Task: Every line holding the string "value" should be gathered.

-- start Supplied entries --

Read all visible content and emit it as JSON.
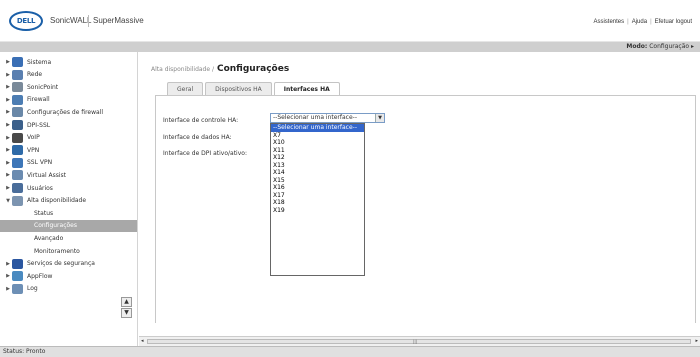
{
  "header": {
    "logo": "DELL",
    "brand": "SonicWALL",
    "product": "SuperMassive",
    "links": [
      "Assistentes",
      "Ajuda",
      "Efetuar logout"
    ]
  },
  "modebar": {
    "label": "Modo:",
    "value": "Configuração ▸"
  },
  "sidebar": {
    "items": [
      {
        "label": "Sistema",
        "arrow": "▶",
        "icon_color": "#3a6fb5"
      },
      {
        "label": "Rede",
        "arrow": "▶",
        "icon_color": "#5a7fb0"
      },
      {
        "label": "SonicPoint",
        "arrow": "▶",
        "icon_color": "#7a8a9a"
      },
      {
        "label": "Firewall",
        "arrow": "▶",
        "icon_color": "#4c7db3"
      },
      {
        "label": "Configurações de firewall",
        "arrow": "▶",
        "icon_color": "#6a88a8"
      },
      {
        "label": "DPI-SSL",
        "arrow": "▶",
        "icon_color": "#3b5f8a"
      },
      {
        "label": "VoIP",
        "arrow": "▶",
        "icon_color": "#4a4a4a"
      },
      {
        "label": "VPN",
        "arrow": "▶",
        "icon_color": "#2e6aa8"
      },
      {
        "label": "SSL VPN",
        "arrow": "▶",
        "icon_color": "#3d76b8"
      },
      {
        "label": "Virtual Assist",
        "arrow": "▶",
        "icon_color": "#6b8bb0"
      },
      {
        "label": "Usuários",
        "arrow": "▶",
        "icon_color": "#4a6d9a"
      },
      {
        "label": "Alta disponibilidade",
        "arrow": "▼",
        "icon_color": "#7c94b0"
      }
    ],
    "subitems": [
      {
        "label": "Status",
        "active": false
      },
      {
        "label": "Configurações",
        "active": true
      },
      {
        "label": "Avançado",
        "active": false
      },
      {
        "label": "Monitoramento",
        "active": false
      }
    ],
    "after": [
      {
        "label": "Serviços de segurança",
        "arrow": "▶",
        "icon_color": "#2a56a0"
      },
      {
        "label": "AppFlow",
        "arrow": "▶",
        "icon_color": "#4a8ac0"
      },
      {
        "label": "Log",
        "arrow": "▶",
        "icon_color": "#6d8fb5"
      }
    ]
  },
  "content": {
    "breadcrumb": "Alta disponibilidade /",
    "title": "Configurações",
    "tabs": [
      {
        "label": "Geral",
        "active": false
      },
      {
        "label": "Dispositivos HA",
        "active": false
      },
      {
        "label": "Interfaces HA",
        "active": true
      }
    ],
    "fields": [
      {
        "label": "Interface de controle HA:"
      },
      {
        "label": "Interface de dados HA:"
      },
      {
        "label": "Interface de DPI ativo/ativo:"
      }
    ],
    "select": {
      "value": "--Selecionar uma interface--",
      "options": [
        "--Selecionar uma interface--",
        "X7",
        "X10",
        "X11",
        "X12",
        "X13",
        "X14",
        "X15",
        "X16",
        "X17",
        "X18",
        "X19"
      ]
    }
  },
  "status": "Status: Pronto"
}
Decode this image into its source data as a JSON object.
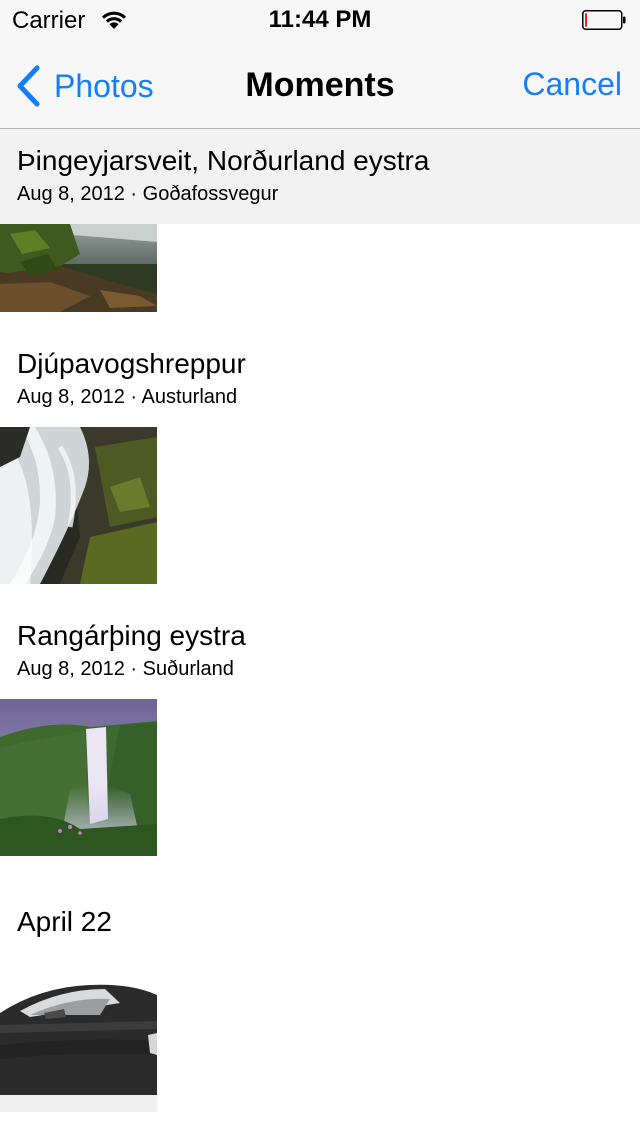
{
  "status_bar": {
    "carrier": "Carrier",
    "time": "11:44 PM",
    "battery_level": 0.05,
    "battery_color": "#e0251b"
  },
  "nav": {
    "back_label": "Photos",
    "title": "Moments",
    "cancel_label": "Cancel",
    "accent_color": "#157efb"
  },
  "sections": [
    {
      "title": "Þingeyjarsveit, Norðurland eystra",
      "subtitle": "Aug 8, 2012 · Goðafossvegur",
      "photos": 1
    },
    {
      "title": "Djúpavogshreppur",
      "subtitle": "Aug 8, 2012 · Austurland",
      "photos": 1
    },
    {
      "title": "Rangárþing eystra",
      "subtitle": "Aug 8, 2012 · Suðurland",
      "photos": 1
    },
    {
      "title": "April 22",
      "subtitle": "",
      "photos": 1
    }
  ]
}
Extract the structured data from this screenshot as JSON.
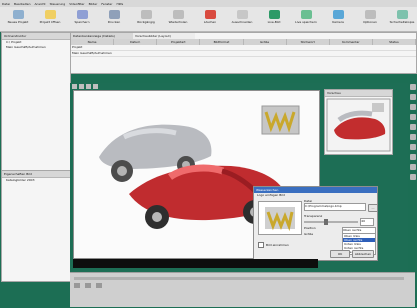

-- end Supplied entries --

Response for this exercise:
    "value": "Configuração ▸"
      "value": "--Selecionar uma interface--",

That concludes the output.